§ **DESCRIPTION OF THE TASK**
Scan the entries below for the word "分解因式". Copy each line that has it.

§ **SUPPLIED DATA**
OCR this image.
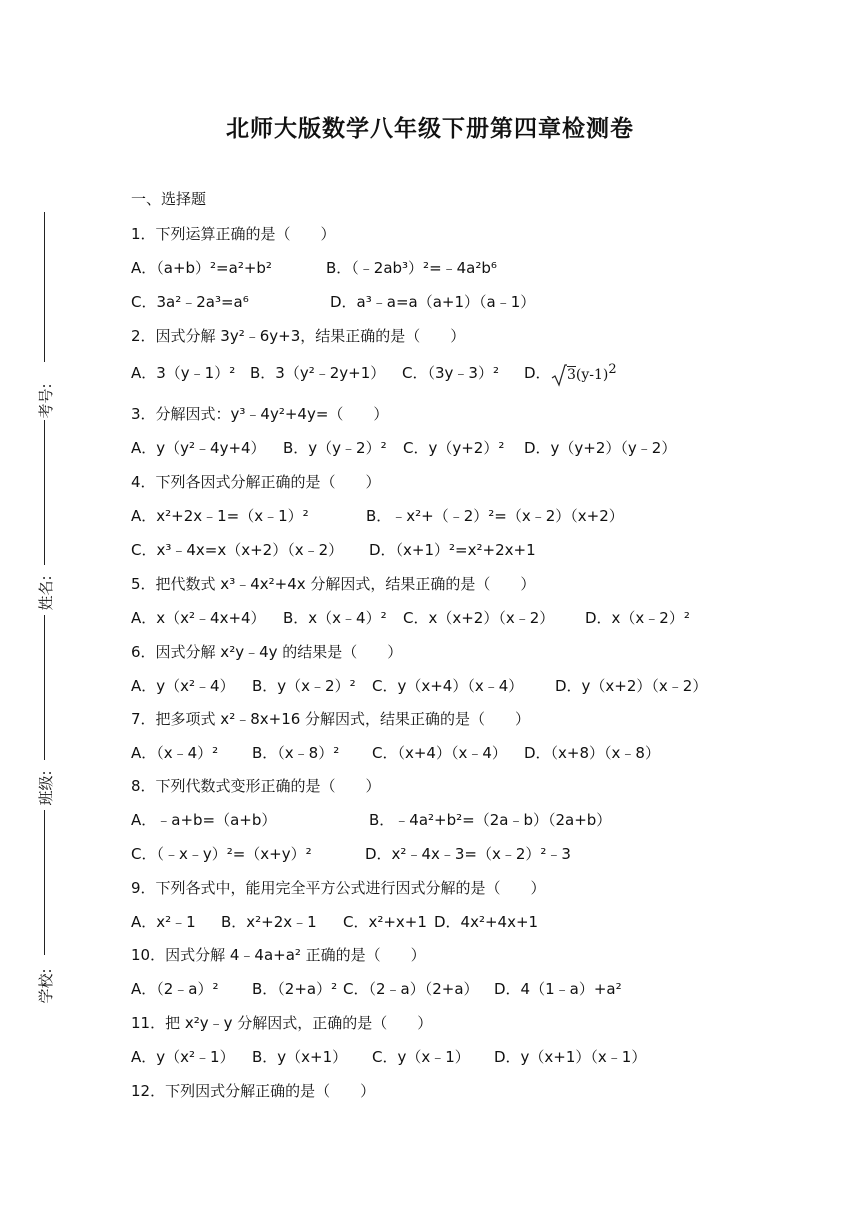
北师大版数学八年级下册第四章检测卷
一、选择题
考号:
姓名:
班级:
学校:
1．下列运算正确的是（　　）
A．（a+b）²=a²+b²	B．（﹣2ab³）²=﹣4a²b⁶
C．3a²﹣2a³=a⁶	D．a³﹣a=a（a+1）（a﹣1）
2．因式分解 3y²﹣6y+3，结果正确的是（　　）
A．3（y﹣1）² B．3（y²﹣2y+1） C．（3y﹣3）² D．	$3(y-1)^2$
3．分解因式：y³﹣4y²+4y=（　　）
A．y（y²﹣4y+4） B．y（y﹣2）² C．y（y+2）² D．y（y+2）（y﹣2）
4．下列各因式分解正确的是（　　）
A．x²+2x﹣1=（x﹣1）²	B．﹣x²+（﹣2）²=（x﹣2）（x+2）
C．x³﹣4x=x（x+2）（x﹣2） D．（x+1）²=x²+2x+1
5．把代数式 x³﹣4x²+4x 分解因式，结果正确的是（　　）
A．x（x²﹣4x+4） B．x（x﹣4）² C．x（x+2）（x﹣2） D．x（x﹣2）²
6．因式分解 x²y﹣4y 的结果是（　　）
A．y（x²﹣4） B．y（x﹣2）² C．y（x+4）（x﹣4） D．y（x+2）（x﹣2）
7．把多项式 x²﹣8x+16 分解因式，结果正确的是（　　）
A．（x﹣4）² B．（x﹣8）² C．（x+4）（x﹣4） D．（x+8）（x﹣8）
8．下列代数式变形正确的是（　　）
A．﹣a+b=（a+b）	B．﹣4a²+b²=（2a﹣b）（2a+b）
C．（﹣x﹣y）²=（x+y）²	D．x²﹣4x﹣3=（x﹣2）²﹣3
9．下列各式中，能用完全平方公式进行因式分解的是（　　）
A．x²﹣1 B．x²+2x﹣1 C．x²+x+1 D．4x²+4x+1
10．因式分解 4﹣4a+a² 正确的是（　　）
A．（2﹣a）² B．（2+a）² C．（2﹣a）（2+a） D．4（1﹣a）+a²
11．把 x²y﹣y 分解因式，正确的是（　　）
A．y（x²﹣1） B．y（x+1） C．y（x﹣1） D．y（x+1）（x﹣1）
12．下列因式分解正确的是（　　）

§ **ANSWER TO THE PROBLEM**
3．分解因式：y³﹣4y²+4y=（　　）
5．把代数式 x³﹣4x²+4x 分解因式，结果正确的是（　　）
7．把多项式 x²﹣8x+16 分解因式，结果正确的是（　　）
11．把 x²y﹣y 分解因式，正确的是（　　）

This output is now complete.